◆ **Written request**:
Identify every line in the records below that contains the word "Process", and copy each of those lines.

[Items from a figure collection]
★ ★ ★
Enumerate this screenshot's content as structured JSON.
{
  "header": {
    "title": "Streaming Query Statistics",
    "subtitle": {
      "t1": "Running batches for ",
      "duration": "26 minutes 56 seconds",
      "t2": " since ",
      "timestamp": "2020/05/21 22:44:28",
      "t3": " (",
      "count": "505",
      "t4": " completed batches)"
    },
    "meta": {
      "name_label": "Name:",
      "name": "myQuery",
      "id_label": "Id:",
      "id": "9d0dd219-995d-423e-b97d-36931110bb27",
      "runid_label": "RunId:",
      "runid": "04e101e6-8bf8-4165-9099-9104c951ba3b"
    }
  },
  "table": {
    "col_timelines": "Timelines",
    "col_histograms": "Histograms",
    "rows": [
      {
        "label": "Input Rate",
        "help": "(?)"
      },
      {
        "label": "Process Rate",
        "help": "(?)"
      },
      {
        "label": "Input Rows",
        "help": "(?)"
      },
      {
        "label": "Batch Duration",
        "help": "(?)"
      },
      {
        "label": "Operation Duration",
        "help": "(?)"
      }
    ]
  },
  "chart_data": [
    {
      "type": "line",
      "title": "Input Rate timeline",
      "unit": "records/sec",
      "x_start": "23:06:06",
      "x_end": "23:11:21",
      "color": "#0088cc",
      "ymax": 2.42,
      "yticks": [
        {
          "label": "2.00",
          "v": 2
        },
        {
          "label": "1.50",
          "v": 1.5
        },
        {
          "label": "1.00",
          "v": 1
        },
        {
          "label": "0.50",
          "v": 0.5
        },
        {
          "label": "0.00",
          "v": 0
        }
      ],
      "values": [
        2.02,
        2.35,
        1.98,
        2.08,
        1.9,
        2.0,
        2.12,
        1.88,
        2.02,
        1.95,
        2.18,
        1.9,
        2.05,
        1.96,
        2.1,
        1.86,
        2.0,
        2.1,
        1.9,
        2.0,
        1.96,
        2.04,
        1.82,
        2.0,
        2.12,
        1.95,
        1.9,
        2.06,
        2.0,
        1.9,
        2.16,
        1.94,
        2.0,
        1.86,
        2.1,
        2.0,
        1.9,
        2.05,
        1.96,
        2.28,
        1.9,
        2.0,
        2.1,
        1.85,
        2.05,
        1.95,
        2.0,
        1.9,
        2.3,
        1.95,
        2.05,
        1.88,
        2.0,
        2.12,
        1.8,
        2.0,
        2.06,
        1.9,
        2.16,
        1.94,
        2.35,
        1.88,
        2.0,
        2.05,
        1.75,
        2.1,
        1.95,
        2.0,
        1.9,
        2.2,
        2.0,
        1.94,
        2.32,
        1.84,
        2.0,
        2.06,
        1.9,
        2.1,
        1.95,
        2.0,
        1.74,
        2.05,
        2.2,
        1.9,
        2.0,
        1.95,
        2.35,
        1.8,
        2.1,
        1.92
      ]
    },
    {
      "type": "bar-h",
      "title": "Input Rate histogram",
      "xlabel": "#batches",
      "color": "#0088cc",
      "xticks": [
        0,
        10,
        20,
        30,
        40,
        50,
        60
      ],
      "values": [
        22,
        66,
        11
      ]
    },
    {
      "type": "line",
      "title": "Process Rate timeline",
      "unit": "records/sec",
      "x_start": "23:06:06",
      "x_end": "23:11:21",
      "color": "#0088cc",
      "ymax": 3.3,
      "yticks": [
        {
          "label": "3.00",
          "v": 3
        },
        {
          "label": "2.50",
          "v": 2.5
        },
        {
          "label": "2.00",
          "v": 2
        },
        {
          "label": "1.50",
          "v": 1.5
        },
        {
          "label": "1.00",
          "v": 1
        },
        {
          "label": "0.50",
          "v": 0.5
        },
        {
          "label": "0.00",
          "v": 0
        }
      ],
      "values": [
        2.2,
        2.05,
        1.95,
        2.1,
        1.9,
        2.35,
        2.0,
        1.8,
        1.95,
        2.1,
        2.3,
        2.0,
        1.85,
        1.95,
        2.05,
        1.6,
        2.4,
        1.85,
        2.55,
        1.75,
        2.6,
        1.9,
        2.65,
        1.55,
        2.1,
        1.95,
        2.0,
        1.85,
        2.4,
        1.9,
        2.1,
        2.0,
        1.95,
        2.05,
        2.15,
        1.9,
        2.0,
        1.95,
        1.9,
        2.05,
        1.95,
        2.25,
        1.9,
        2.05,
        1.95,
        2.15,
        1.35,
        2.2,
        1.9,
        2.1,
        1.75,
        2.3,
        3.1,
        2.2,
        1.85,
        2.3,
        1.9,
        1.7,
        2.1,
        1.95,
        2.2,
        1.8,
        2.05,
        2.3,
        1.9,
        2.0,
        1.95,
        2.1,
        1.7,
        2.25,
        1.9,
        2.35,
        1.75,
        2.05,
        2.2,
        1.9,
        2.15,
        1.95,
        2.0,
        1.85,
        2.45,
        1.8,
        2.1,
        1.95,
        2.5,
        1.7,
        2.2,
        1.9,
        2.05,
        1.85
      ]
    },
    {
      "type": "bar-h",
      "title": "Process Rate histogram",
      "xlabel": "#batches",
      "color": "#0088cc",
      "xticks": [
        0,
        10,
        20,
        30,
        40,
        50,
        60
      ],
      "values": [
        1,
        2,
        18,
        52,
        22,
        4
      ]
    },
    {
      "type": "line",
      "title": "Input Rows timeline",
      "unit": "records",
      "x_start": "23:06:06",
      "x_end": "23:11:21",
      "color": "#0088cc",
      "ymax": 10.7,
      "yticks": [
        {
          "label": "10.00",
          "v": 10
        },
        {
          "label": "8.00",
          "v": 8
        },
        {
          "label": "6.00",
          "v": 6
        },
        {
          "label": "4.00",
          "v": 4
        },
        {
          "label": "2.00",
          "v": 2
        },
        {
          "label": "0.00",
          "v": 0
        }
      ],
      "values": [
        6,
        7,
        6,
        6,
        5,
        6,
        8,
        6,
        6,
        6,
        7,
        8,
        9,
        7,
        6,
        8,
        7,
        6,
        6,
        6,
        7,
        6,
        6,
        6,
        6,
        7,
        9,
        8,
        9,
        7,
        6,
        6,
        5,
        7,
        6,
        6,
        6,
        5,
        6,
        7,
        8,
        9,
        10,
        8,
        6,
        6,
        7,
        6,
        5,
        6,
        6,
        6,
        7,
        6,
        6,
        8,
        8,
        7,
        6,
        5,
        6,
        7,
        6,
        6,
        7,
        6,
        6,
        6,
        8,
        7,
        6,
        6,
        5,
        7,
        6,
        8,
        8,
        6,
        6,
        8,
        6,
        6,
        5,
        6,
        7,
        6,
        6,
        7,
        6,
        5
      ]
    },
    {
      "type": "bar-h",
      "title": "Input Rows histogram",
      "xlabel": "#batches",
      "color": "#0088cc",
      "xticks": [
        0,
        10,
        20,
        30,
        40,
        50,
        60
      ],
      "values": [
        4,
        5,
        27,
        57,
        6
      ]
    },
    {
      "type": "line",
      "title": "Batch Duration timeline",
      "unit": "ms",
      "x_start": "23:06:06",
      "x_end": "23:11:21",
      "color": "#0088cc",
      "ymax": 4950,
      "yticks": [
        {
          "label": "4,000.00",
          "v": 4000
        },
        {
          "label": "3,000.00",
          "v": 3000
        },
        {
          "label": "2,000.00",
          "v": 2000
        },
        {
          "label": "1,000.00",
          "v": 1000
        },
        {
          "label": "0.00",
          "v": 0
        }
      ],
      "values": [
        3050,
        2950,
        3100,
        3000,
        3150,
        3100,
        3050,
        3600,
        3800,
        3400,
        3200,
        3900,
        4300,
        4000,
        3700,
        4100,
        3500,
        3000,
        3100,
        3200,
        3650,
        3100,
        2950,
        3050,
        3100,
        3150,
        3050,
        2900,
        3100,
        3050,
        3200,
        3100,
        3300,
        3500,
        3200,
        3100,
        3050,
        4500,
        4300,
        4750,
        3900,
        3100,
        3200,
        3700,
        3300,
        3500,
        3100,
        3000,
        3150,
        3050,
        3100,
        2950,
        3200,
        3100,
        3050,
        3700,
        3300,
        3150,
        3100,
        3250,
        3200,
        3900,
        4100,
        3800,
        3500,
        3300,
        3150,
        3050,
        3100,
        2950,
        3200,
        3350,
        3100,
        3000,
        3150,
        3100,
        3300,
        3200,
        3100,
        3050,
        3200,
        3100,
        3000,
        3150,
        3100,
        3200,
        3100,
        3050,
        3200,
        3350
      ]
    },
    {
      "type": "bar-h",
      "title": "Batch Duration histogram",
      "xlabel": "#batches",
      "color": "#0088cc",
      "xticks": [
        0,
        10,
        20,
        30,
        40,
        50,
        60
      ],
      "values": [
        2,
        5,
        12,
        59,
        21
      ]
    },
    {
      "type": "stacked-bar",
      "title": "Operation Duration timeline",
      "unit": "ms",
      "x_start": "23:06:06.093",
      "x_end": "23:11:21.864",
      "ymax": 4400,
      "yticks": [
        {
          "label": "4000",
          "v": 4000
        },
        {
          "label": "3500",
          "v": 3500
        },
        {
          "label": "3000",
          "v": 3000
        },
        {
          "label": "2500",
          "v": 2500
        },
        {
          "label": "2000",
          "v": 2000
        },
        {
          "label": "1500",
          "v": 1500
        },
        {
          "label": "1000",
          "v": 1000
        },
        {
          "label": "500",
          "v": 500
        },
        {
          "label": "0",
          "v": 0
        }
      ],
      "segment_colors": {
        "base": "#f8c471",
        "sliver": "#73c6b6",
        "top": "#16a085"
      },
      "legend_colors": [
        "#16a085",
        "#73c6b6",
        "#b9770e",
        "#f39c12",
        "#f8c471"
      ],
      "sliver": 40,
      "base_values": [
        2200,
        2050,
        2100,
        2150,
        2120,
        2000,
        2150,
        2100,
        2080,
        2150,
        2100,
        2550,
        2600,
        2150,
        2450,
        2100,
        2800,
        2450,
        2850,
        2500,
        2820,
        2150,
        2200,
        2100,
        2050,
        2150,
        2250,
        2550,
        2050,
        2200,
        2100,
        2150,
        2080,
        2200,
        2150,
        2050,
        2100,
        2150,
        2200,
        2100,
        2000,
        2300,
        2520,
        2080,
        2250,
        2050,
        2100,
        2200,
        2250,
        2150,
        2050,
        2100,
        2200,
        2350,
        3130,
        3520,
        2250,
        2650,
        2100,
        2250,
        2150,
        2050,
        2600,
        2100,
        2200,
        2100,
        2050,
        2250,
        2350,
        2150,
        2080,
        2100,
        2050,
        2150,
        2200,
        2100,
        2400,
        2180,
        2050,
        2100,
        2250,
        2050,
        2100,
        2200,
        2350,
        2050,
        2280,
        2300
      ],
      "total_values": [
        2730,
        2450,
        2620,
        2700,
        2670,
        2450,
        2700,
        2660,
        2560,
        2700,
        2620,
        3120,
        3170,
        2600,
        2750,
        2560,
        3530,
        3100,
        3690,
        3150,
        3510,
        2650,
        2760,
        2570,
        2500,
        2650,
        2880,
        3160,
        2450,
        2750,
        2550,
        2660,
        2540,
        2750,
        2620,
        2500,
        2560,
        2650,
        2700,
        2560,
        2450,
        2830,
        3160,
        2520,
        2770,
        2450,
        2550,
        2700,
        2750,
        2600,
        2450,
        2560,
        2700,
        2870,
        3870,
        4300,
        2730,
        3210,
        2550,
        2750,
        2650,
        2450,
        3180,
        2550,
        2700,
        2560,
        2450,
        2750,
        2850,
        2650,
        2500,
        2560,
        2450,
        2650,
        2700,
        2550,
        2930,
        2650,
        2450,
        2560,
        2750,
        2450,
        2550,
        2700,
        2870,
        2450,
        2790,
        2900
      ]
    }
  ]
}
★ ★ ★
◆ **Output for this task**:
        "label": "Process Rate",
      "title": "Process Rate timeline",
      "title": "Process Rate histogram",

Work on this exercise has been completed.